## Passage to read:
>>>

FCC Pushes for Net Neutrality and Internet Regulation: What Happens Next? [Update]

FCC Internet

Net neutrality, considered a centerpiece initiative for FCC chair Julius Genachowski, would effectively stop Internet providers from slowing or blocking access to Web sites. It's among the most important political topics that most net-heads don't understand. And the debate's just been reignited: Yesterday Genachowski revealed plans to reclassify broadband lines so that they are governed by the same rules as traditional phone networks, which the FCC has legal authority over--creating a loophole large enough to push through net neutrality rules on ISPs. So what happens next?

The Federal Communications Commission may not have the authority to regulate broadband access. A federal appeals court decision in April ruled against the FCC's attempt to impose "network neutrality" regulations that would force Internet service provider (ISPs) like AT&T and Comcast to treat all Web traffic equally, regardless of the content accessed or level of consumption. This new debate on the FCC's authority will center around the legal hurdles of reclassifying Internet access under Title II of the 1996 Telecommunications Act.

In 2002, the FCC under the Bush administration deregulated high-speed broadband networks under the Act, freeing service providers from the restraints facing telcom companies. Professor of law at University of Michigan, Susan Crawford, recently called this a "radical move," arguing that the FCC had initially hoped deregulation would spur greater competition in the market, "but a wave of mergers instead reduced it," she said. "Prices stayed high and speeds slow. And eventually the carriers started saying that they wanted to be gatekeepers -- creating fast lanes for some Web sites and applications and slow lanes for others."

<<<

## Complete the following:
• 1. In the net neutrality article, under which title of the 1996 Telecommunications Act would Internet access be reclassified?
• 2. Write the next few paragraphs of the net neutrality article, picking up right after its last sentence.

## Dataset section:

>>>

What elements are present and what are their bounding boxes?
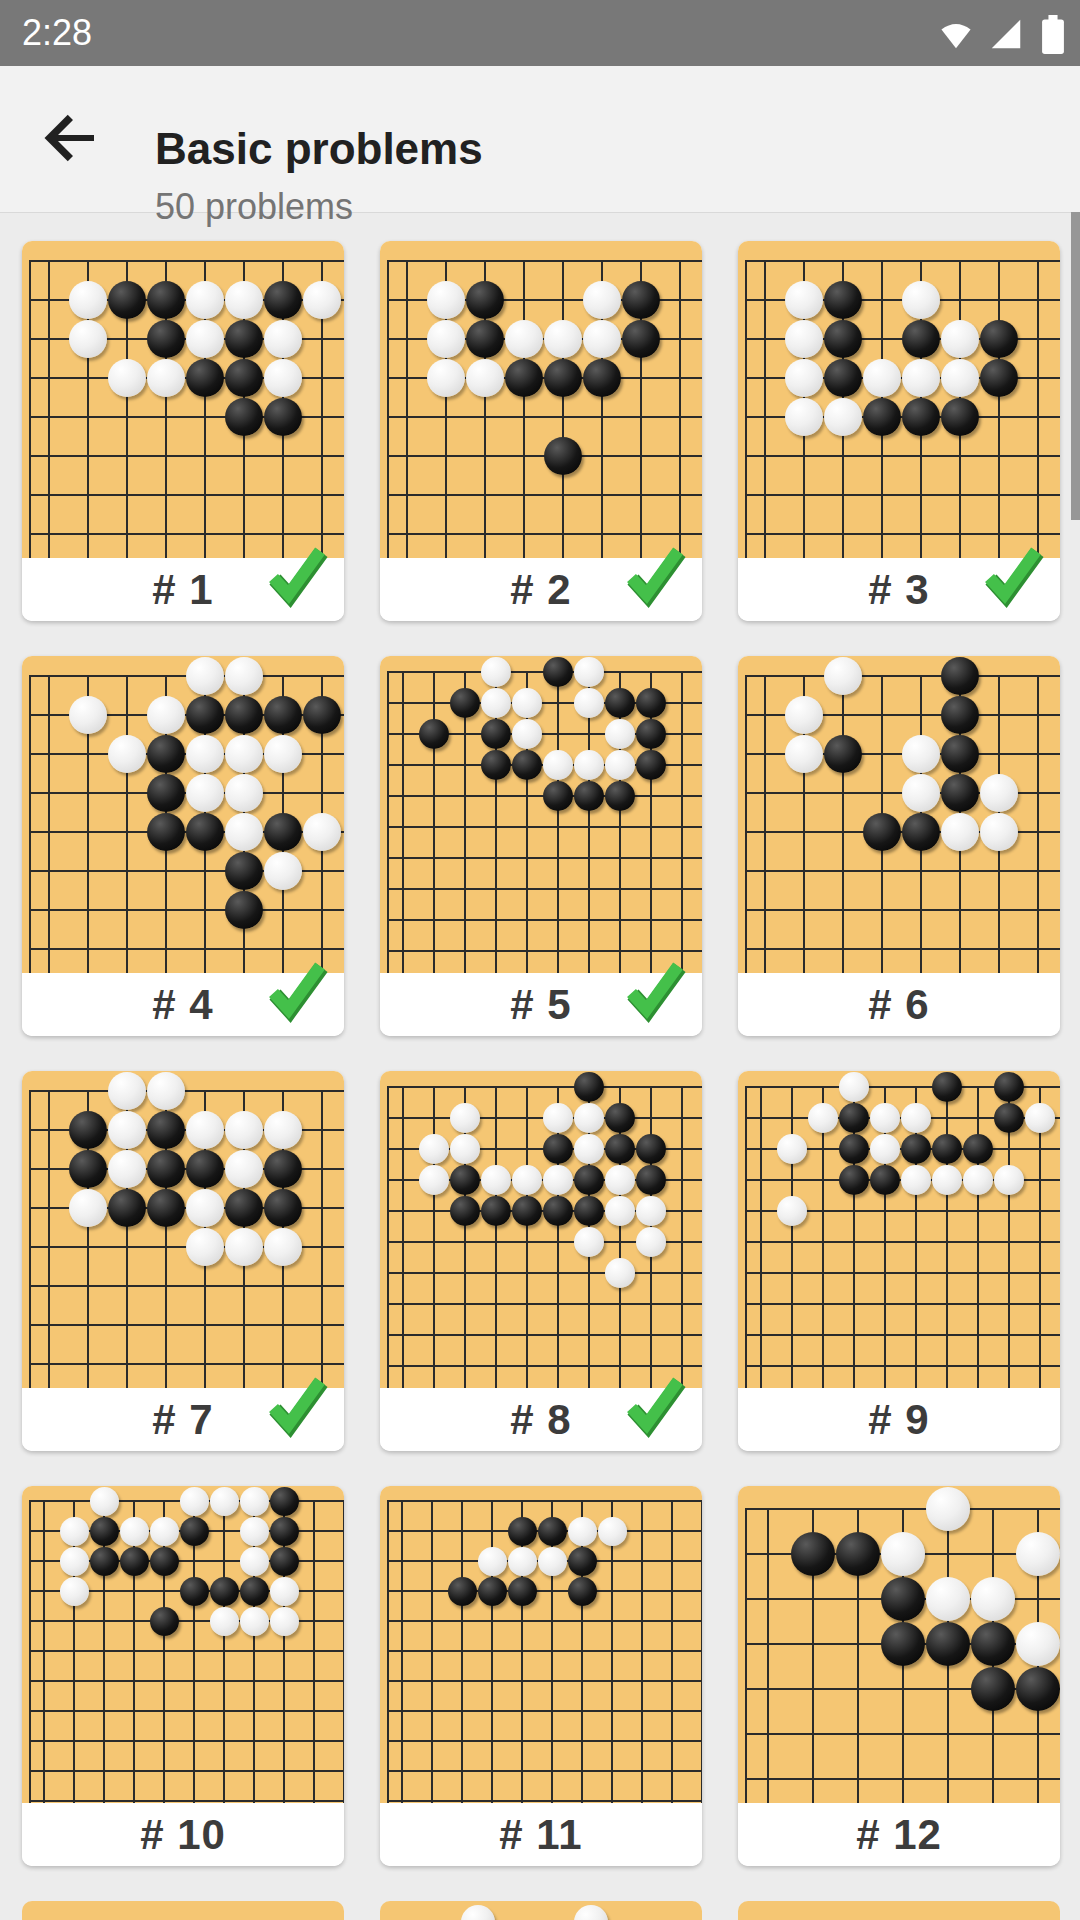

<<<

## Task responses:
• 1. Title II.

• 2.
While Crawford believes that the FCC has the legal authority to re-regulate ISPs by changing its classification, some say the process is full of legal landmines. "Any effort to 'reclassify' broadband without Congressional action would be met with vigorous legal challenges every step of the way," contends Larry Downes, a fellow at Standford Law School Center for Internet & Society, who believes applying existing regulations on Internet lines owned by telecoms would have unintended consequences. "Nothing in the Communications Act gives the FCC authority to decide on its own what is and what is not a telecommunications service. Congress already made that decision. That broadband Internet is an unregulated 'information service' is already long-settled law, law made concrete by the FCC itself."

Outside of legal repercussions, such reclassification would also face serious political oppositions, analysts argue. Since Genachowski is an Obama appointee, such a fight to bring potentially broad-ranging rules to the Internet could be seen as another case of government over-regulation, which Republicans might use as political fodder in the upcoming mid-term elections.

And it didn't take long for the political opposition to start. Using "outdated monopoly telephone rules is a major mistake," Senator John Ensign (R-NV) said in an email today. "The government has taken over a lot of industries just this year, and the last thing that our economy needs right now is for the government to take over the Internet, too.”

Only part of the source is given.